What you will do -> Please return all lines of the data below containing the string "ANTIGEN".

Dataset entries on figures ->
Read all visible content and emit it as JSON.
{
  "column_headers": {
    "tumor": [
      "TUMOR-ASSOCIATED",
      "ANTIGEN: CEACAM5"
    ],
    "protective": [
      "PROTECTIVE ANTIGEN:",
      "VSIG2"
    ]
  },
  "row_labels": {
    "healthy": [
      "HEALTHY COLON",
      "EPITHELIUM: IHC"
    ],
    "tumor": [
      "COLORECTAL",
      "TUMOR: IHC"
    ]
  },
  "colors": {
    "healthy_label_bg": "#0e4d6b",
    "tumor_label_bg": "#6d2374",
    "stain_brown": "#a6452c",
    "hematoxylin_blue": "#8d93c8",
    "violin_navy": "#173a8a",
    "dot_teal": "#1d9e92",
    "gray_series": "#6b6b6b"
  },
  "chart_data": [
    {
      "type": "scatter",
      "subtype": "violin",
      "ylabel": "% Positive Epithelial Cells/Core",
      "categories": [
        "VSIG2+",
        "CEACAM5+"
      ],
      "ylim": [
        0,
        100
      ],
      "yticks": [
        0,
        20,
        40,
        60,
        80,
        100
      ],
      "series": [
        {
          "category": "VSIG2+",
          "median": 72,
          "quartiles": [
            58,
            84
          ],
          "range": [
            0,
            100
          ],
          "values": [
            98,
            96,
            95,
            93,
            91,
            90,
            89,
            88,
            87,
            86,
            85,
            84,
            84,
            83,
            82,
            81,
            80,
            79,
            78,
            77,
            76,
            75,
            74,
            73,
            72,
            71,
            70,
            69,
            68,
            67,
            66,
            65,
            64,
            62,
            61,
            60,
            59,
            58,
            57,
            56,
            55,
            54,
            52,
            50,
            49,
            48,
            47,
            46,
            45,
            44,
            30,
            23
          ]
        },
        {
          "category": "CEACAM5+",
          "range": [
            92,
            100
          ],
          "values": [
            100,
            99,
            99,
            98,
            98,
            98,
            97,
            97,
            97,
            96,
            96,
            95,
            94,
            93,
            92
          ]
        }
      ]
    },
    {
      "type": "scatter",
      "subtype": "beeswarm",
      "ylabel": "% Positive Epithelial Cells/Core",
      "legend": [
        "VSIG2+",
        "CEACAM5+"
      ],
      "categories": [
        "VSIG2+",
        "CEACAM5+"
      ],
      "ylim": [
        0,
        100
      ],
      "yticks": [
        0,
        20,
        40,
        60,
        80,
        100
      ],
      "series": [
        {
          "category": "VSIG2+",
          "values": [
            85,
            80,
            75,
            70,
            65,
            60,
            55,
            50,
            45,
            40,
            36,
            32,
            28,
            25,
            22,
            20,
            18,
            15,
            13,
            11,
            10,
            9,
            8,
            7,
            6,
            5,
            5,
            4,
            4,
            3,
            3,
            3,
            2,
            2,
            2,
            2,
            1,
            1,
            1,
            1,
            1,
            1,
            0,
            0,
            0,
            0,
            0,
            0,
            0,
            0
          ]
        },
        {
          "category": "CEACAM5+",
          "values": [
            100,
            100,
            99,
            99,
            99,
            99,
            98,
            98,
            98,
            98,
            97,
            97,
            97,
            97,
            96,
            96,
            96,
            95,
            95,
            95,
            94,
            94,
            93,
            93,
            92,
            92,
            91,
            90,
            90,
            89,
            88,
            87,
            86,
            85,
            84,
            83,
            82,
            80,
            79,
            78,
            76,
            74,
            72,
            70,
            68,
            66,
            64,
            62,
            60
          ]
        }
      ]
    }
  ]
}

Solution for this problem ->
      "ANTIGEN: CEACAM5"
      "PROTECTIVE ANTIGEN:",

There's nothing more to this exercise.